* _What the exercise asks_
With the pictures omitted, write out the entries that follow exactly as they stand.

* _Raw data_

>>

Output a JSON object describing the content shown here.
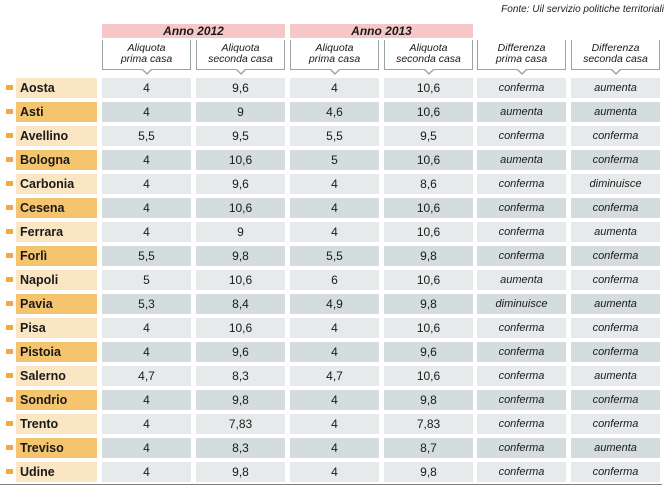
{
  "source": "Fonte: Uil servizio politiche territoriali",
  "years": [
    "Anno 2012",
    "Anno 2013"
  ],
  "headers": [
    [
      "Aliquota",
      "prima casa"
    ],
    [
      "Aliquota",
      "seconda casa"
    ],
    [
      "Aliquota",
      "prima casa"
    ],
    [
      "Aliquota",
      "seconda casa"
    ],
    [
      "Differenza",
      "prima casa"
    ],
    [
      "Differenza",
      "seconda casa"
    ]
  ],
  "rows": [
    {
      "city": "Aosta",
      "values": [
        "4",
        "9,6",
        "4",
        "10,6",
        "conferma",
        "aumenta"
      ]
    },
    {
      "city": "Asti",
      "values": [
        "4",
        "9",
        "4,6",
        "10,6",
        "aumenta",
        "aumenta"
      ]
    },
    {
      "city": "Avellino",
      "values": [
        "5,5",
        "9,5",
        "5,5",
        "9,5",
        "conferma",
        "conferma"
      ]
    },
    {
      "city": "Bologna",
      "values": [
        "4",
        "10,6",
        "5",
        "10,6",
        "aumenta",
        "conferma"
      ]
    },
    {
      "city": "Carbonia",
      "values": [
        "4",
        "9,6",
        "4",
        "8,6",
        "conferma",
        "diminuisce"
      ]
    },
    {
      "city": "Cesena",
      "values": [
        "4",
        "10,6",
        "4",
        "10,6",
        "conferma",
        "conferma"
      ]
    },
    {
      "city": "Ferrara",
      "values": [
        "4",
        "9",
        "4",
        "10,6",
        "conferma",
        "aumenta"
      ]
    },
    {
      "city": "Forlì",
      "values": [
        "5,5",
        "9,8",
        "5,5",
        "9,8",
        "conferma",
        "conferma"
      ]
    },
    {
      "city": "Napoli",
      "values": [
        "5",
        "10,6",
        "6",
        "10,6",
        "aumenta",
        "conferma"
      ]
    },
    {
      "city": "Pavia",
      "values": [
        "5,3",
        "8,4",
        "4,9",
        "9,8",
        "diminuisce",
        "aumenta"
      ]
    },
    {
      "city": "Pisa",
      "values": [
        "4",
        "10,6",
        "4",
        "10,6",
        "conferma",
        "conferma"
      ]
    },
    {
      "city": "Pistoia",
      "values": [
        "4",
        "9,6",
        "4",
        "9,6",
        "conferma",
        "conferma"
      ]
    },
    {
      "city": "Salerno",
      "values": [
        "4,7",
        "8,3",
        "4,7",
        "10,6",
        "conferma",
        "aumenta"
      ]
    },
    {
      "city": "Sondrio",
      "values": [
        "4",
        "9,8",
        "4",
        "9,8",
        "conferma",
        "conferma"
      ]
    },
    {
      "city": "Trento",
      "values": [
        "4",
        "7,83",
        "4",
        "7,83",
        "conferma",
        "conferma"
      ]
    },
    {
      "city": "Treviso",
      "values": [
        "4",
        "8,3",
        "4",
        "8,7",
        "conferma",
        "aumenta"
      ]
    },
    {
      "city": "Udine",
      "values": [
        "4",
        "9,8",
        "4",
        "9,8",
        "conferma",
        "conferma"
      ]
    }
  ]
}
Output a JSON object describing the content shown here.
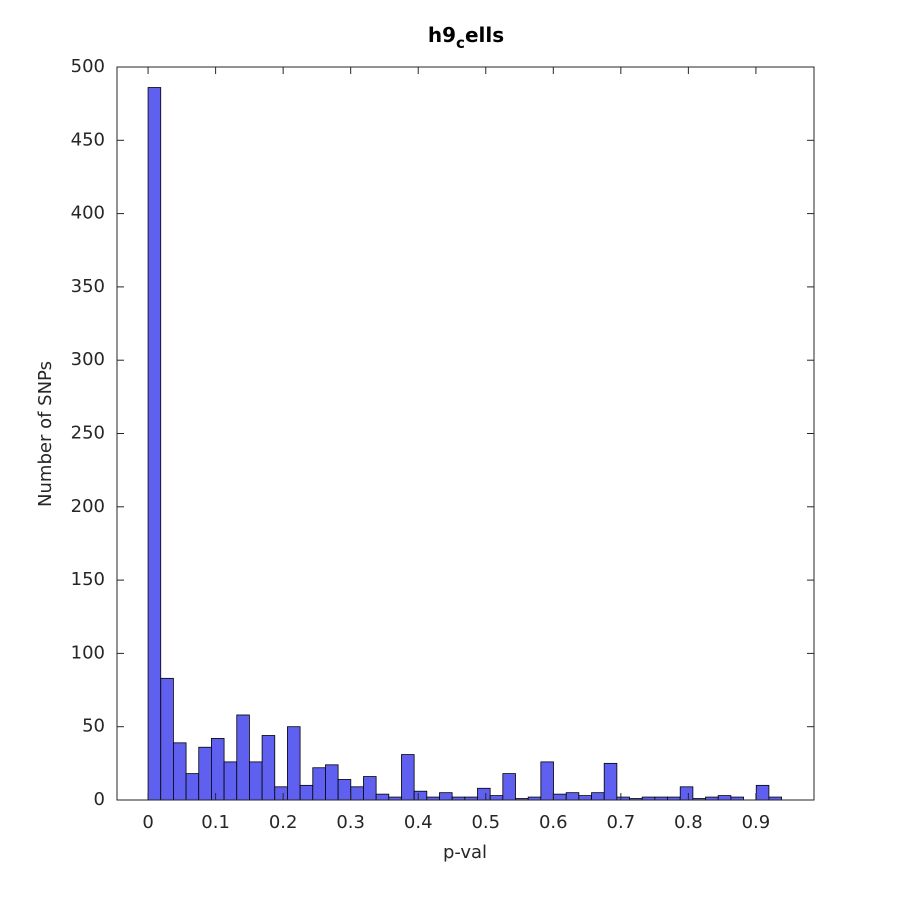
{
  "chart_data": {
    "type": "histogram",
    "title": "h9_cells",
    "xlabel": "p-val",
    "ylabel": "Number of SNPs",
    "bins": [
      0,
      0.01876,
      0.03752,
      0.05628,
      0.07504,
      0.0938,
      0.11256,
      0.13132,
      0.15008,
      0.16884,
      0.1876,
      0.20636,
      0.22512,
      0.24388,
      0.26264,
      0.2814,
      0.30016,
      0.31892,
      0.33768,
      0.35644,
      0.3752,
      0.39396,
      0.41272,
      0.43148,
      0.45024,
      0.469,
      0.48776,
      0.50652,
      0.52528,
      0.54404,
      0.5628,
      0.58156,
      0.60032,
      0.61908,
      0.63784,
      0.6566,
      0.67536,
      0.69412,
      0.71288,
      0.73164,
      0.7504,
      0.76916,
      0.78792,
      0.80668,
      0.82544,
      0.8442,
      0.86296,
      0.88172,
      0.90048,
      0.91924,
      0.938
    ],
    "values": [
      486,
      83,
      39,
      18,
      36,
      42,
      26,
      58,
      26,
      44,
      9,
      50,
      10,
      22,
      24,
      14,
      9,
      16,
      4,
      2,
      31,
      6,
      2,
      5,
      2,
      2,
      8,
      3,
      18,
      1,
      2,
      26,
      4,
      5,
      3,
      5,
      25,
      2,
      1,
      2,
      2,
      2,
      9,
      1,
      2,
      3,
      2,
      0,
      10,
      2
    ],
    "color": "#6060f0",
    "xlim": [
      -0.046,
      0.986
    ],
    "xticks": [
      0,
      0.1,
      0.2,
      0.3,
      0.4,
      0.5,
      0.6,
      0.7,
      0.8,
      0.9
    ],
    "ylim": [
      0,
      500
    ],
    "yticks": [
      0,
      50,
      100,
      150,
      200,
      250,
      300,
      350,
      400,
      450,
      500
    ],
    "grid": false
  }
}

<<

* _Result of this task_
Output a JSON object describing the content shown here.
{
  "source": "Fonte: Uil servizio politiche territoriali",
  "years": [
    "Anno 2012",
    "Anno 2013"
  ],
  "headers": [
    [
      "Aliquota",
      "prima casa"
    ],
    [
      "Aliquota",
      "seconda casa"
    ],
    [
      "Aliquota",
      "prima casa"
    ],
    [
      "Aliquota",
      "seconda casa"
    ],
    [
      "Differenza",
      "prima casa"
    ],
    [
      "Differenza",
      "seconda casa"
    ]
  ],
  "rows": [
    {
      "city": "Aosta",
      "values": [
        "4",
        "9,6",
        "4",
        "10,6",
        "conferma",
        "aumenta"
      ]
    },
    {
      "city": "Asti",
      "values": [
        "4",
        "9",
        "4,6",
        "10,6",
        "aumenta",
        "aumenta"
      ]
    },
    {
      "city": "Avellino",
      "values": [
        "5,5",
        "9,5",
        "5,5",
        "9,5",
        "conferma",
        "conferma"
      ]
    },
    {
      "city": "Bologna",
      "values": [
        "4",
        "10,6",
        "5",
        "10,6",
        "aumenta",
        "conferma"
      ]
    },
    {
      "city": "Carbonia",
      "values": [
        "4",
        "9,6",
        "4",
        "8,6",
        "conferma",
        "diminuisce"
      ]
    },
    {
      "city": "Cesena",
      "values": [
        "4",
        "10,6",
        "4",
        "10,6",
        "conferma",
        "conferma"
      ]
    },
    {
      "city": "Ferrara",
      "values": [
        "4",
        "9",
        "4",
        "10,6",
        "conferma",
        "aumenta"
      ]
    },
    {
      "city": "Forlì",
      "values": [
        "5,5",
        "9,8",
        "5,5",
        "9,8",
        "conferma",
        "conferma"
      ]
    },
    {
      "city": "Napoli",
      "values": [
        "5",
        "10,6",
        "6",
        "10,6",
        "aumenta",
        "conferma"
      ]
    },
    {
      "city": "Pavia",
      "values": [
        "5,3",
        "8,4",
        "4,9",
        "9,8",
        "diminuisce",
        "aumenta"
      ]
    },
    {
      "city": "Pisa",
      "values": [
        "4",
        "10,6",
        "4",
        "10,6",
        "conferma",
        "conferma"
      ]
    },
    {
      "city": "Pistoia",
      "values": [
        "4",
        "9,6",
        "4",
        "9,6",
        "conferma",
        "conferma"
      ]
    },
    {
      "city": "Salerno",
      "values": [
        "4,7",
        "8,3",
        "4,7",
        "10,6",
        "conferma",
        "aumenta"
      ]
    },
    {
      "city": "Sondrio",
      "values": [
        "4",
        "9,8",
        "4",
        "9,8",
        "conferma",
        "conferma"
      ]
    },
    {
      "city": "Trento",
      "values": [
        "4",
        "7,83",
        "4",
        "7,83",
        "conferma",
        "conferma"
      ]
    },
    {
      "city": "Treviso",
      "values": [
        "4",
        "8,3",
        "4",
        "8,7",
        "conferma",
        "aumenta"
      ]
    },
    {
      "city": "Udine",
      "values": [
        "4",
        "9,8",
        "4",
        "9,8",
        "conferma",
        "conferma"
      ]
    }
  ]
}
Output a JSON object describing the content shown here.
{
  "chart_data": {
    "type": "histogram",
    "title": "h9_cells",
    "xlabel": "p-val",
    "ylabel": "Number of SNPs",
    "bins": [
      0,
      0.01876,
      0.03752,
      0.05628,
      0.07504,
      0.0938,
      0.11256,
      0.13132,
      0.15008,
      0.16884,
      0.1876,
      0.20636,
      0.22512,
      0.24388,
      0.26264,
      0.2814,
      0.30016,
      0.31892,
      0.33768,
      0.35644,
      0.3752,
      0.39396,
      0.41272,
      0.43148,
      0.45024,
      0.469,
      0.48776,
      0.50652,
      0.52528,
      0.54404,
      0.5628,
      0.58156,
      0.60032,
      0.61908,
      0.63784,
      0.6566,
      0.67536,
      0.69412,
      0.71288,
      0.73164,
      0.7504,
      0.76916,
      0.78792,
      0.80668,
      0.82544,
      0.8442,
      0.86296,
      0.88172,
      0.90048,
      0.91924,
      0.938
    ],
    "values": [
      486,
      83,
      39,
      18,
      36,
      42,
      26,
      58,
      26,
      44,
      9,
      50,
      10,
      22,
      24,
      14,
      9,
      16,
      4,
      2,
      31,
      6,
      2,
      5,
      2,
      2,
      8,
      3,
      18,
      1,
      2,
      26,
      4,
      5,
      3,
      5,
      25,
      2,
      1,
      2,
      2,
      2,
      9,
      1,
      2,
      3,
      2,
      0,
      10,
      2
    ],
    "color": "#6060f0",
    "xlim": [
      -0.046,
      0.986
    ],
    "xticks": [
      0,
      0.1,
      0.2,
      0.3,
      0.4,
      0.5,
      0.6,
      0.7,
      0.8,
      0.9
    ],
    "ylim": [
      0,
      500
    ],
    "yticks": [
      0,
      50,
      100,
      150,
      200,
      250,
      300,
      350,
      400,
      450,
      500
    ],
    "grid": false
  }
}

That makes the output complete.